▶ [Selected text]:
━━━━━━━━━━━━━━━━━━━━
Our approach was to train a support vector machine to classify unambiguous trials as /s/ trials or /∫/ trials. We then assessed whether the learned classification scheme yielded above-chance accuracy when the SVM was tested on held-out trials in which participants heard ambiguous tokens near the phonetic category boundary. As shown in Figure 1C, classification of ambiguous tokens was significantly above chance when the ambiguous tokens were labeled based on subjects’ trial-by-trial behavioral percepts, as evidenced by a one-tailed t-test against the permuted chance values, t(23) = 2.43, p = 0.012. However, classification was not above chance when ambiguous tokens were labeled based on which unambiguous token they were acoustically closer to (i.e., the 40% /s/ token was labeled as /∫/ and the 50% /s/ token labeled as /s/), t(23) = −3.14, p = 0.998. In other words, the features that could be used to classify multi-voxel patterns for unambiguous trials as /s/ or /∫/ could be used to classify ambiguous trials based on how they were ultimately perceived, but not based on their acoustic similarity to those unambiguous tokens.
These results indicate that a subject’s ultimate perception of an ambiguous stimulus can be recovered from the multi-voxel pattern across a broad set of regions involved in language processing. Notably, however, there was a considerable degree of variability in how accurately the classifier was able to recover subjects’ perceptual interpretation of the ambiguous stimuli. To probe the nature of this variability, we considered whether classification accuracy was related to subjects’ behavioral performance on the phonetic categorization task. In particular, we measured the extent to which subjects labeled ambiguous tokens in line with their biasing condition (e.g., how often subjects labeled ambiguous tokens as ‘s’ if they had previously heard ambiguous tokens in /s/-biased lexical frames). As shown in Figure 1D, there was a marginal relationship between classification accuracy and the proportion of bias-consistent responses made by each subject, r = 0.386, t(22) = 1.961, p = 0.062. Taken together, the present results indicate that as phonetic recalibration occurs, there is also some degree of neural retuning such that functional activation patterns reflect the subject’s ultimate percept. Further, the extent of neural returning may be related to the degree of phonetic recalibration observed behaviorally.
━━━━━━━━━━━━━━━━━━━━
▶ [Dataset excerpts]:
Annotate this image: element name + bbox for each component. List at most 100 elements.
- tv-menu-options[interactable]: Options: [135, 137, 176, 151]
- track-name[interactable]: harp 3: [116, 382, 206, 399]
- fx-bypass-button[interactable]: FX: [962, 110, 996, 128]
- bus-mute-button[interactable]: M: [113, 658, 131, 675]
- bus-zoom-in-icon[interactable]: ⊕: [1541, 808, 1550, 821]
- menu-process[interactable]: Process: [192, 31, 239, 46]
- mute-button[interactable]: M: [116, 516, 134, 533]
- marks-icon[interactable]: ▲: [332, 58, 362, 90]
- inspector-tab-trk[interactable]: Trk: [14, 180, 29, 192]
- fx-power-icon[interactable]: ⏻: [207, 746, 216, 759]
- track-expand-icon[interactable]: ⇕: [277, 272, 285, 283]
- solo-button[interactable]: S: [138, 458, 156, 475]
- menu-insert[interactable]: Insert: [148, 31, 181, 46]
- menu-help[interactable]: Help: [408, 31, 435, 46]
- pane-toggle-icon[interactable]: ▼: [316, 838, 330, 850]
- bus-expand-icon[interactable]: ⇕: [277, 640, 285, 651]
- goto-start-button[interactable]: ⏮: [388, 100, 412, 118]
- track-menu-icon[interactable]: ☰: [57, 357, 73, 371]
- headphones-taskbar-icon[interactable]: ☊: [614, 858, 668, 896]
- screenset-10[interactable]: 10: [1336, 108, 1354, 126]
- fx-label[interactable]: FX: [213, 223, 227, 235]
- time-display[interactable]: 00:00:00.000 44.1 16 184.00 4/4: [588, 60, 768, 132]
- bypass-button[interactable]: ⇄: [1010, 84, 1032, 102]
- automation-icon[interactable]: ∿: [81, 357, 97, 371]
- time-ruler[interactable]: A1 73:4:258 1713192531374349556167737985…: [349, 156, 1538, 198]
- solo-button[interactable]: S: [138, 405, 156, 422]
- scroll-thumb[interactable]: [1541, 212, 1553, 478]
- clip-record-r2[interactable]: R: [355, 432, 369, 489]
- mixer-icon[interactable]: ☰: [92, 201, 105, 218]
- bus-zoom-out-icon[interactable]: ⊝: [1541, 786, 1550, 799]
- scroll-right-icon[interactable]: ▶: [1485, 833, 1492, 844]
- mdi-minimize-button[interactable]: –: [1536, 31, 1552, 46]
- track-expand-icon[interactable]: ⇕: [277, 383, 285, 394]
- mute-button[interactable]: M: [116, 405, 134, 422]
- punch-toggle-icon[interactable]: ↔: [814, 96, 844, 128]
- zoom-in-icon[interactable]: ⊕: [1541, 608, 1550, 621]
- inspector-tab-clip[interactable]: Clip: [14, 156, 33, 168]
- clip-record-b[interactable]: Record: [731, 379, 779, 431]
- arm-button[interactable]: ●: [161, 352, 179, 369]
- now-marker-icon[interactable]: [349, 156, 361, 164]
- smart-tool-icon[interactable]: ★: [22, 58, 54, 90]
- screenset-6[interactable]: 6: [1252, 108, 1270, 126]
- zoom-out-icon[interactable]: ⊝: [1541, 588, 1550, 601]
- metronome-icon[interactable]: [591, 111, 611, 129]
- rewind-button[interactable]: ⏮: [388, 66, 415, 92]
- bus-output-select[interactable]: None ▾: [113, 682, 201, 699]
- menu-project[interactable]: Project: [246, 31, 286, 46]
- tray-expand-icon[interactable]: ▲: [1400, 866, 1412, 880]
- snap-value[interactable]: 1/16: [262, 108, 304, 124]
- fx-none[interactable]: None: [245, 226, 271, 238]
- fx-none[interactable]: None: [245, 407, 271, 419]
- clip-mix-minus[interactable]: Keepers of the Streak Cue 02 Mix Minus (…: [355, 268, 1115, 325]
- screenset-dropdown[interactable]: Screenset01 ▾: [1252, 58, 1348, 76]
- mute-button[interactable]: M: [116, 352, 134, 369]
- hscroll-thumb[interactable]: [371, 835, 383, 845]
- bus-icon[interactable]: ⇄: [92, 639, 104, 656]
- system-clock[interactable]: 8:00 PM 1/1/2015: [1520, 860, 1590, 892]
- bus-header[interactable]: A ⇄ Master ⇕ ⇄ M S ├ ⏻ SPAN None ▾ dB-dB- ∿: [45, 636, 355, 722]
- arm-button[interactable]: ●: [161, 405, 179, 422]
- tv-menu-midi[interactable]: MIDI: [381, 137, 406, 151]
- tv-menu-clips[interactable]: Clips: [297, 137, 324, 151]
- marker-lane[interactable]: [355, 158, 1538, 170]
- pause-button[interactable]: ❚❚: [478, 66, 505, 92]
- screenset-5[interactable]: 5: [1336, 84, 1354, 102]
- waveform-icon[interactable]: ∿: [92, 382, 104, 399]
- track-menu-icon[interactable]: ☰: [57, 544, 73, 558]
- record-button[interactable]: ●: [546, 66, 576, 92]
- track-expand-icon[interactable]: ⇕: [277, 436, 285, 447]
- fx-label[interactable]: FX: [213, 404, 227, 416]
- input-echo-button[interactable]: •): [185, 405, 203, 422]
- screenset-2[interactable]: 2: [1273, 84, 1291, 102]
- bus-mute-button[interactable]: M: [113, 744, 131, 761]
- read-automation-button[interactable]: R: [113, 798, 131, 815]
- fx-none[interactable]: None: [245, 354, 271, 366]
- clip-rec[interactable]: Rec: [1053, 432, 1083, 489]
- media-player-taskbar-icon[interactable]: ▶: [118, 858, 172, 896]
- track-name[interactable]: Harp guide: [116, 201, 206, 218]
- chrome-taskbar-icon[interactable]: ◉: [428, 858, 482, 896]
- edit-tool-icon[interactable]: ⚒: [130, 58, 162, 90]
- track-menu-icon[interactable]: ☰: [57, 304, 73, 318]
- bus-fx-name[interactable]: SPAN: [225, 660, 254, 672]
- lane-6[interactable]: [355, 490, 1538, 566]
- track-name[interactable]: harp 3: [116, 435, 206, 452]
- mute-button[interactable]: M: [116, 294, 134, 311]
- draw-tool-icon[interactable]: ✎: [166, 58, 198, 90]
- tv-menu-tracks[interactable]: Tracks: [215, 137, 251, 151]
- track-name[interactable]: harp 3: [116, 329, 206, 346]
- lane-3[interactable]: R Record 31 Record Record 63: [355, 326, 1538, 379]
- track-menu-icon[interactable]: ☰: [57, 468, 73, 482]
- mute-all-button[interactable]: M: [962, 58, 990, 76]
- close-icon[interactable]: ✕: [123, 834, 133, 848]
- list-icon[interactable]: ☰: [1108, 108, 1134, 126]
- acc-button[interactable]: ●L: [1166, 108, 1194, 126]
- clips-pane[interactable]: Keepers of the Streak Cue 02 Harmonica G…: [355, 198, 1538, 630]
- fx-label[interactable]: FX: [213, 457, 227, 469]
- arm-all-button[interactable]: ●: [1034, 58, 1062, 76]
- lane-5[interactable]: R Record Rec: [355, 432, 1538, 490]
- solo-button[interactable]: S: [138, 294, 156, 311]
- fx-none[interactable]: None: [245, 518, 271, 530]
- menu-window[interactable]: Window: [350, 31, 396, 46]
━━━━━━━━━━━━━━━━━━━━
▶ [Instructions]:
**1)** Quote the records from their start through the line containing "- marks-icon[interactable]: ▲: [332, 58, 362, 90]", with both ends included.
**2)** Extend the passage on classifying ambiguous /s/ and /∫/ trials from where it stops.

▶ [Results]:
**1)**
Annotate this image: element name + bbox for each component. List at most 100 elements.
- tv-menu-options[interactable]: Options: [135, 137, 176, 151]
- track-name[interactable]: harp 3: [116, 382, 206, 399]
- fx-bypass-button[interactable]: FX: [962, 110, 996, 128]
- bus-mute-button[interactable]: M: [113, 658, 131, 675]
- bus-zoom-in-icon[interactable]: ⊕: [1541, 808, 1550, 821]
- menu-process[interactable]: Process: [192, 31, 239, 46]
- mute-button[interactable]: M: [116, 516, 134, 533]
- marks-icon[interactable]: ▲: [332, 58, 362, 90]

**2)**
Because we considered a broad set of language regions in our primary analyses, we are limited in our ability to make strong claims about which regions are involved in this neural retuning process. To pursue this question of which regions contain more discriminative patterns, we also conducted a series of exploratory region-of-interest (ROI) analyses, examining the classifier’s performance when it was only given information about voxels in certain anatomically-defined regions. In particular, we parcellated our initial set of voxels into the eight regions shown in Figure 1A: left frontal, left insula, left temporal, left parietal, and the corresponding regions on the right.
Figure 2A shows the performance of the classifier when considering only the voxels in a particular region; results from one-tailed paired samples t tests are provided in Table 1. Because our primary analyses only found above-chance accuracy when the SVM classified ambiguous tokens with respect to subjects’ trial-by-trial percepts, these exploratory ROI analyses also labeled test trials based on trial-level behavioral responses.1 Results indicated that subjects’ behavioral responses could be successfully recovered when the classifier only considered the voxels in left parietal cortex, t(23) = 2.002, p = 0.029 (uncorrected). Above-chance accuracy was also achieved in right temporal cortex, t(23) = 1.734, p = 0.048 (uncorrected). No other regions yielded classification accuracy levels that were significantly above chance, all p > 0.05.
Table 1.
Regions | Left | Right |
---|---|---|
Frontal | t(23) = −0.229, p = 0.590, n.s. | t(23) = −0.566, p = 0.711, n.s. |
Insula | t(23) = 0.732, p = 0.236, n.s. | t(23) = 0.115, p = 0.455, n.s. |
Temporal | t(23) = 0.261, p = 0.398, n.s. | t(23) = 1.734, p = 0.048, * |
Parietal | t(23) = 2.002, p = 0.029, * | t(23) = 0.343, p = 0.367, n.s. |
indicates classification accuracy that was significantly above chance at p < 0.05, uncorrected for multiple comparisons.
As before, we also examined whether classification accuracy was related to subjects’ behavioral performance on the phonetic categorization task. We found that the proportion of bias-consistent responses subjects made on ambiguous trials was a significant predictor of classification accuracy when the classifier only considered voxels from left parietal cortex, r = 0.506, t(22) = 2.751, p = 0.012, but not when the classifier only considered voxels from right temporal cortex, r = 0.200, t(22) = 0.960, p = 0.348 (Figure 2B).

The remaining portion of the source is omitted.